* Problem to solve
Repeat the records below exactly.

* Data
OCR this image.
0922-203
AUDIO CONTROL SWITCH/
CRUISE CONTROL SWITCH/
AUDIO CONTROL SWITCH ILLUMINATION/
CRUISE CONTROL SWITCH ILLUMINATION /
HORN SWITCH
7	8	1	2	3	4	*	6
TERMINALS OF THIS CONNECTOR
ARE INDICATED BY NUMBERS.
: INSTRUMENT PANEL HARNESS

* Solution below
OCR this image.
0922-203
AUDIO CONTROL SWITCH/
CRUISE CONTROL SWITCH/
AUDIO CONTROL SWITCH ILLUMINATION/
CRUISE CONTROL SWITCH ILLUMINATION /
HORN SWITCH
7	8	1	2	3	4	*	6
TERMINALS OF THIS CONNECTOR
ARE INDICATED BY NUMBERS.
: INSTRUMENT PANEL HARNESS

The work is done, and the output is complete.